Si vous vous intéressez à la bourse : vous avez forcement entendu parler de l’affaire Gamestop, qui a agité les médias au cours de ces dernières semaines (ou comment un petit groupe de traders a fait grand bruit à Wall Street en s’organisant via des forums de discussion pour faire tomber plusieurs hedge funds).
J’ai posté la semaine dernière un résumé de ce qui s’est passé sur la page facebook du site si jamais vous n’avez pas trop suivi l’actualité, mais vu que cette affaire s’est répandue comme une trainée de poudre sur les réseaux : je vais partir du principe que vous en connaissez déjà les grandes lignes.
Je vous propose dans l’article de cette semaine de plutôt revenir sur les leçons que nous pouvons tirer de tout cela en temps qu’investisseurs.
Table of Contents
1/ Évitez la vente à découvert
C’est probablement la leçon la plus évidente de cette liste, mais l’affaire Gamestop aura au moins le mérite d’avoir mis en lumière les inconvénients et les risques majeurs que peut susciter la vente à découvert en bourse.
La vente à découvert, c’est ce que faisaient les Hedge Funds qui se sont retrouvés en faillite (ou semi faillite) au cours de ces dernières semaines, et c’est probablement la méthode de spéculation baissière la plus utilisée sur les marchés (par les particuliers comme par les professionnels).

TÂCHES À FAIRE:
- a) Recopie le texte sur l'affaire Gamestop en commençant à "J’ai posté la" et en terminant à "découvert en bourse.", mais change "réseaux" en "médias sociaux".
- b) D'après le texte sur l'affaire Gamestop, par quel moyen le petit groupe de traders s'est-il organisé ?

DONNÉES FOURNIES:
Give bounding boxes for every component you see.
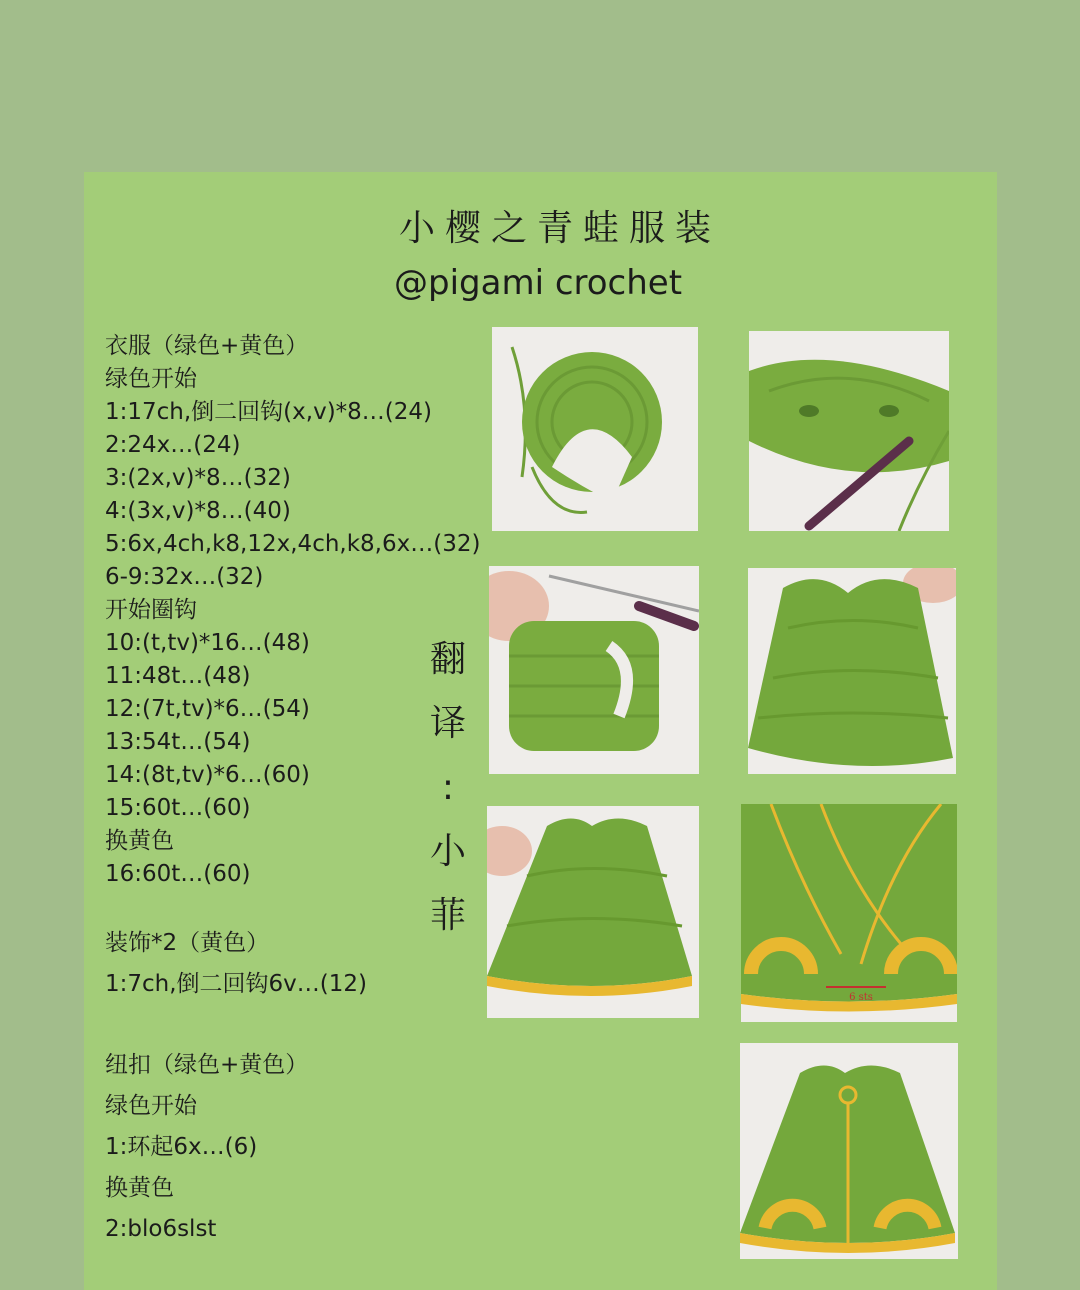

LES SOLUTIONS:
- a)
J’ai posté la semaine dernière un résumé de ce qui s’est passé sur la page facebook du site si jamais vous n’avez pas trop suivi l’actualité, mais vu que cette affaire s’est répandue comme une trainée de poudre sur les médias sociaux : je vais partir du principe que vous en connaissez déjà les grandes lignes.
Je vous propose dans l’article de cette semaine de plutôt revenir sur les leçons que nous pouvons tirer de tout cela en temps qu’investisseurs.
Table of Contents
1/ Évitez la vente à découvert
C’est probablement la leçon la plus évidente de cette liste, mais l’affaire Gamestop aura au moins le mérite d’avoir mis en lumière les inconvénients et les risques majeurs que peut susciter la vente à découvert en bourse.

- b) Il s'est organisé via des forums de discussion.